*Aim*. Give the total number of lines with the word "name" in them, and no other words.

┌─ Data to use

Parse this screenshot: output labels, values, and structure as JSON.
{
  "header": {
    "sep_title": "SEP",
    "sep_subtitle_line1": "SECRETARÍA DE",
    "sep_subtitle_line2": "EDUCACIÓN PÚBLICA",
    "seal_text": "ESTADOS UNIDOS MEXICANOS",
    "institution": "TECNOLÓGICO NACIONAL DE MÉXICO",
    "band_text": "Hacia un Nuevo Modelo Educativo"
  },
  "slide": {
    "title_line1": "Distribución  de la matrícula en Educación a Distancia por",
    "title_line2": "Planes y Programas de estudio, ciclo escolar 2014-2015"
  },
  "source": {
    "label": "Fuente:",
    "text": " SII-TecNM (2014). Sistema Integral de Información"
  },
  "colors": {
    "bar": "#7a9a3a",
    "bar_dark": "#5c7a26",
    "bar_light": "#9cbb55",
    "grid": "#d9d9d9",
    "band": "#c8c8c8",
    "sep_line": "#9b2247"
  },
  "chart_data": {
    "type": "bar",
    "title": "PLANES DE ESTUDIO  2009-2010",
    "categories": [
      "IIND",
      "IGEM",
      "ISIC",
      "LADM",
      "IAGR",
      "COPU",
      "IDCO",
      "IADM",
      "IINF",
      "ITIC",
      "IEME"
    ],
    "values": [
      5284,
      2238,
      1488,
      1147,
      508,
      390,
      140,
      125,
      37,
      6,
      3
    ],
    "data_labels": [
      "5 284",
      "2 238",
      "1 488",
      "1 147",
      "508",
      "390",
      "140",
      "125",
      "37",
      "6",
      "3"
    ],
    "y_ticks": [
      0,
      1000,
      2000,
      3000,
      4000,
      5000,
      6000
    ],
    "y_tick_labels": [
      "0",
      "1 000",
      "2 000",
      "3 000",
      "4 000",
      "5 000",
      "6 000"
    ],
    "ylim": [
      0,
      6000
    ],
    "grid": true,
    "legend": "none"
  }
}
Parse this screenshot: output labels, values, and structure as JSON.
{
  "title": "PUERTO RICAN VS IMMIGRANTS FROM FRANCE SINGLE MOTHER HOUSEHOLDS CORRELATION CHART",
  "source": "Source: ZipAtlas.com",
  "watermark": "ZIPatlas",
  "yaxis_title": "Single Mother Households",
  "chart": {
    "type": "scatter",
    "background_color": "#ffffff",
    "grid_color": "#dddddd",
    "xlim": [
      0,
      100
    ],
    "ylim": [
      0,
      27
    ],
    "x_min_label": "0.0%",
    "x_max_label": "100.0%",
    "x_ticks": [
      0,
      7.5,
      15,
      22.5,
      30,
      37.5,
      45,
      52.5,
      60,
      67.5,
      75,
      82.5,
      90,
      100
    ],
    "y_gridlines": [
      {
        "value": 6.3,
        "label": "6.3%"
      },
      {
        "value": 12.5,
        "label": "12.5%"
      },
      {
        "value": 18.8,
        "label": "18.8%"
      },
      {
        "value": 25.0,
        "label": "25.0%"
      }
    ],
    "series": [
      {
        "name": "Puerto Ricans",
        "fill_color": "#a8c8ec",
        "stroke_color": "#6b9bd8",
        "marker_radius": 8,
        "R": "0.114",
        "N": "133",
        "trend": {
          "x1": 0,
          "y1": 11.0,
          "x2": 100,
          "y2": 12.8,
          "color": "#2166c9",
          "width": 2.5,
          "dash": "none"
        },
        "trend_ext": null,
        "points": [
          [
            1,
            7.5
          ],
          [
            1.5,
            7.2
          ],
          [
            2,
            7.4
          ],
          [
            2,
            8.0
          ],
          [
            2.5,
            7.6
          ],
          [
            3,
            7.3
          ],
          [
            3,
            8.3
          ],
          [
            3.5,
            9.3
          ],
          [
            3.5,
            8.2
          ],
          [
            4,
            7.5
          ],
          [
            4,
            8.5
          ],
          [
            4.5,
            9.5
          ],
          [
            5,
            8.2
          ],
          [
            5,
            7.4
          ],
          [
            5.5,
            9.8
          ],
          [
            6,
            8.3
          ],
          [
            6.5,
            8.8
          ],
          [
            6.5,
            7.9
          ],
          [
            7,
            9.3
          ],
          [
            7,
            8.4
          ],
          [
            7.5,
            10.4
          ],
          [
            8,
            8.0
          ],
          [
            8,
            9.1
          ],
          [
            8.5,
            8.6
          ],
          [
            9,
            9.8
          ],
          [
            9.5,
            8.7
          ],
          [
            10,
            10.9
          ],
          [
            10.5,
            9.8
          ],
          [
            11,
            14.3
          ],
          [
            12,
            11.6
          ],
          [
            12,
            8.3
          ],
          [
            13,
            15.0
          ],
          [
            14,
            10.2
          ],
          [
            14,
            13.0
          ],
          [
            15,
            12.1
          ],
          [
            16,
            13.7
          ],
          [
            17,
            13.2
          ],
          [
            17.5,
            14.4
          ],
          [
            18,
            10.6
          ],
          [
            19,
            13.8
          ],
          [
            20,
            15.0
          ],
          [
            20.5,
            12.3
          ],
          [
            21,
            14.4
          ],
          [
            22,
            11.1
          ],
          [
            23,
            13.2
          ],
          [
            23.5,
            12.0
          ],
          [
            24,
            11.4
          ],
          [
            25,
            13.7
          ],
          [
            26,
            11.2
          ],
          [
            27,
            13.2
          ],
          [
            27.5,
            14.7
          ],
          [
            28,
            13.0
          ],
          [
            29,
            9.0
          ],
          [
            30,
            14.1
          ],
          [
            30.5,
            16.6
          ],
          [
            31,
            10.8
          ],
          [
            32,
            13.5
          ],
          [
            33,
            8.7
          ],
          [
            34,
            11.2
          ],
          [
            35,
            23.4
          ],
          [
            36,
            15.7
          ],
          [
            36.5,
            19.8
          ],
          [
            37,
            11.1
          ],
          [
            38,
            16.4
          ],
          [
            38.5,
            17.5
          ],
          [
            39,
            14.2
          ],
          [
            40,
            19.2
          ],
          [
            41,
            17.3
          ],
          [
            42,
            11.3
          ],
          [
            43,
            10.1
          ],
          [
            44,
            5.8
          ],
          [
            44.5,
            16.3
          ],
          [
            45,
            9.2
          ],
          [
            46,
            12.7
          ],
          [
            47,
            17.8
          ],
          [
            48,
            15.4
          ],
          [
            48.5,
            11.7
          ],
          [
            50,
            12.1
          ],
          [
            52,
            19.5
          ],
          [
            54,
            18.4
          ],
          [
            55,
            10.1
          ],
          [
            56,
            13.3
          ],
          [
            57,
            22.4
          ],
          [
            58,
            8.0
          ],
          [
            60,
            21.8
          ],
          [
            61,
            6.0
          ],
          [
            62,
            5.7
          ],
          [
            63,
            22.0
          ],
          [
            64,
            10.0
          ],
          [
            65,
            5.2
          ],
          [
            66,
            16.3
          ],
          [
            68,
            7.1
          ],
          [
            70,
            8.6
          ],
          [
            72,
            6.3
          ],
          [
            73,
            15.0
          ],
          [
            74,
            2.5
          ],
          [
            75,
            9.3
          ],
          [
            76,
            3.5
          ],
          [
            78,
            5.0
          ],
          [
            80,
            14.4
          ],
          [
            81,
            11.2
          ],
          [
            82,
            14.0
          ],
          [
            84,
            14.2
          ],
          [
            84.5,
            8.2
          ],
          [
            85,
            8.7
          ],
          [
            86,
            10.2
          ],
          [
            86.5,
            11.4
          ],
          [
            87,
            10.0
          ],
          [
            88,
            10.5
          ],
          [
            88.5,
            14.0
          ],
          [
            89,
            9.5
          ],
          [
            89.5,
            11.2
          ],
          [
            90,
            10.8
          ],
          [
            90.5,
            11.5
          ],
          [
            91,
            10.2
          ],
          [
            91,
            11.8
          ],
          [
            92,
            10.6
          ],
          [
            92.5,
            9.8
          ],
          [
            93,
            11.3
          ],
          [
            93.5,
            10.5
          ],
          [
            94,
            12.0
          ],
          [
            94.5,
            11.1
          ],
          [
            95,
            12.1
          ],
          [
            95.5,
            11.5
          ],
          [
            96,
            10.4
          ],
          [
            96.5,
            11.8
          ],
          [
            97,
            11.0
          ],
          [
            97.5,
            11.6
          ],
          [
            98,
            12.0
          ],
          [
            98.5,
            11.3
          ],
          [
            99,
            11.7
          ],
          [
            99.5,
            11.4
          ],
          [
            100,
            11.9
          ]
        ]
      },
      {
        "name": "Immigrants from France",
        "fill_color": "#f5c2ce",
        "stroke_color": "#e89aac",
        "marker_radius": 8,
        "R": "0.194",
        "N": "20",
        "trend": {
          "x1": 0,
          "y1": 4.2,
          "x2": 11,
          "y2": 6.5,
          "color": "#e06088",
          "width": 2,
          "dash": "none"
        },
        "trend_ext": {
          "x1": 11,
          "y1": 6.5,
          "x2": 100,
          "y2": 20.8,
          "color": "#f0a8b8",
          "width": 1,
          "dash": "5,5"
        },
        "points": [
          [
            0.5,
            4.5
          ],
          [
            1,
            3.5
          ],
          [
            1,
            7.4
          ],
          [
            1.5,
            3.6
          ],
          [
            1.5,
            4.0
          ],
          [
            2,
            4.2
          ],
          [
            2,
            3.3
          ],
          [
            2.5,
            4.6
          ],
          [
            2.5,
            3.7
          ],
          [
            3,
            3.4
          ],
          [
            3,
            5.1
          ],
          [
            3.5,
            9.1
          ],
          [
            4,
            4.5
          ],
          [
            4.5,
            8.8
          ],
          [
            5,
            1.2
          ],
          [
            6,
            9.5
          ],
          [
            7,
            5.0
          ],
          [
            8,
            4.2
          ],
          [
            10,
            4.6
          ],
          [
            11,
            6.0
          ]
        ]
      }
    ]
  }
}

└─

*Result of the exercise*. 2